---------- Extracted entries

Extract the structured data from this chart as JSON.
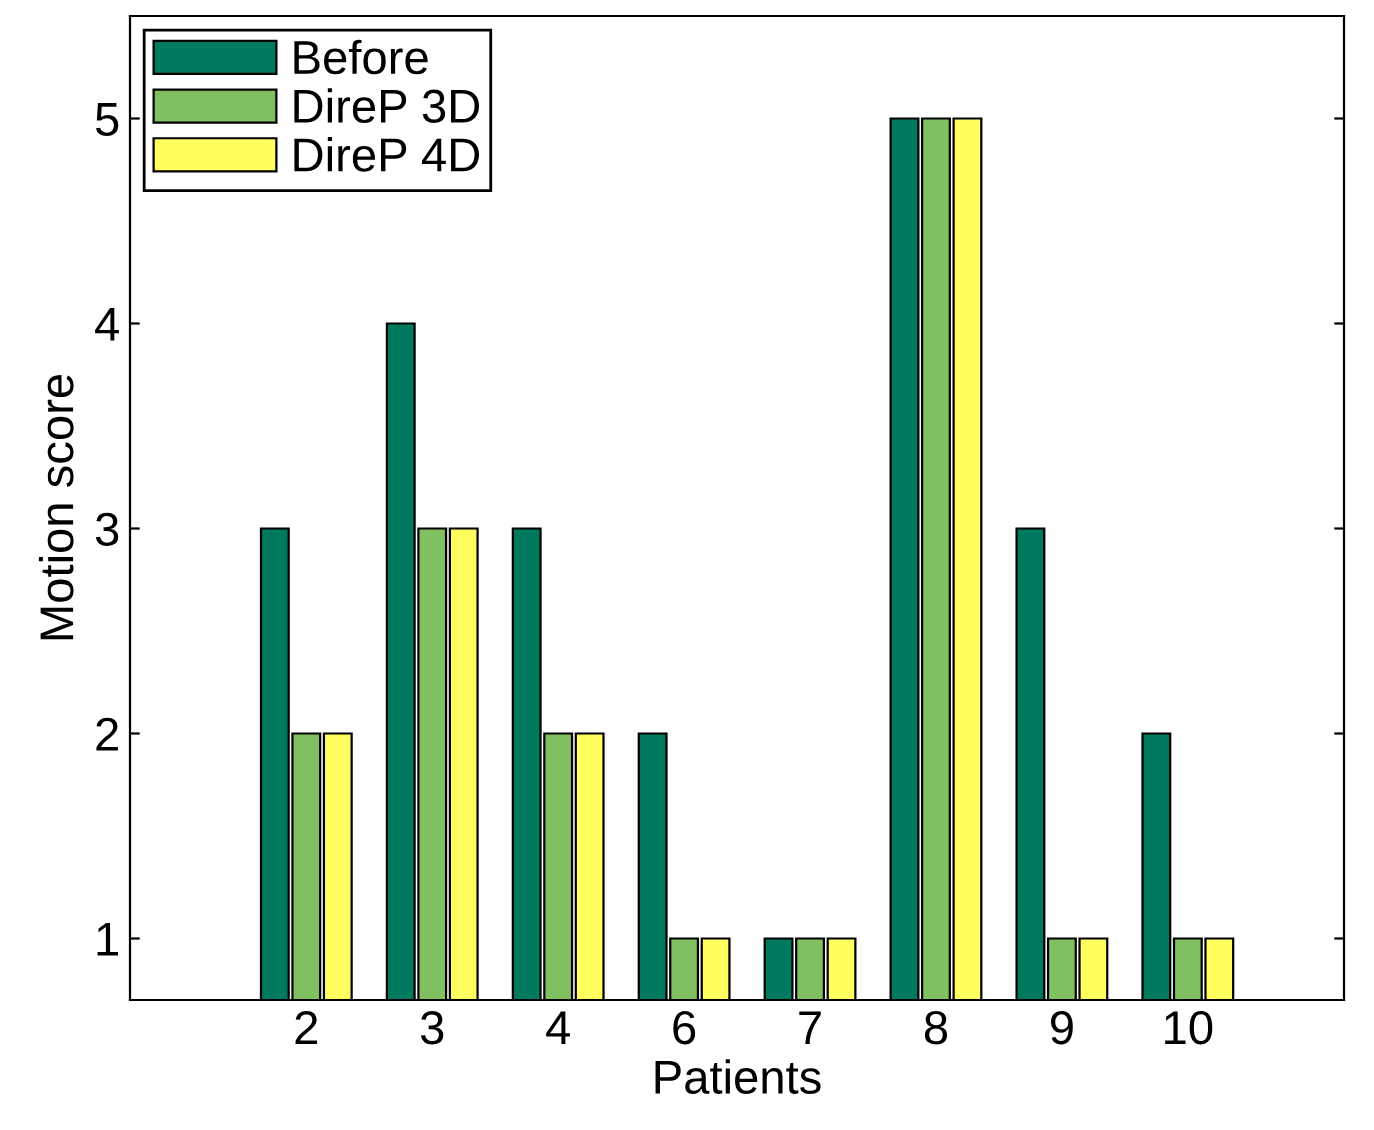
{
  "chart_data": {
    "type": "bar",
    "xlabel": "Patients",
    "ylabel": "Motion score",
    "categories": [
      "2",
      "3",
      "4",
      "6",
      "7",
      "8",
      "9",
      "10"
    ],
    "series": [
      {
        "name": "Before",
        "color": "#007a5e",
        "values": [
          3,
          4,
          3,
          2,
          1,
          5,
          3,
          2
        ]
      },
      {
        "name": "DireP 3D",
        "color": "#80c060",
        "values": [
          2,
          3,
          2,
          1,
          1,
          5,
          1,
          1
        ]
      },
      {
        "name": "DireP 4D",
        "color": "#ffff60",
        "values": [
          2,
          3,
          2,
          1,
          1,
          5,
          1,
          1
        ]
      }
    ],
    "ylim": [
      0.7,
      5.5
    ],
    "yticks": [
      1,
      2,
      3,
      4,
      5
    ],
    "grid": false,
    "legend": "top left"
  }
}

--------------------

* _What you need to do_
Without the pictures, give every line of the data again, exactly as written.

* _Solution to the exercise_
Extract the structured data from this chart as JSON.
{
  "chart_data": {
    "type": "bar",
    "xlabel": "Patients",
    "ylabel": "Motion score",
    "categories": [
      "2",
      "3",
      "4",
      "6",
      "7",
      "8",
      "9",
      "10"
    ],
    "series": [
      {
        "name": "Before",
        "color": "#007a5e",
        "values": [
          3,
          4,
          3,
          2,
          1,
          5,
          3,
          2
        ]
      },
      {
        "name": "DireP 3D",
        "color": "#80c060",
        "values": [
          2,
          3,
          2,
          1,
          1,
          5,
          1,
          1
        ]
      },
      {
        "name": "DireP 4D",
        "color": "#ffff60",
        "values": [
          2,
          3,
          2,
          1,
          1,
          5,
          1,
          1
        ]
      }
    ],
    "ylim": [
      0.7,
      5.5
    ],
    "yticks": [
      1,
      2,
      3,
      4,
      5
    ],
    "grid": false,
    "legend": "top left"
  }
}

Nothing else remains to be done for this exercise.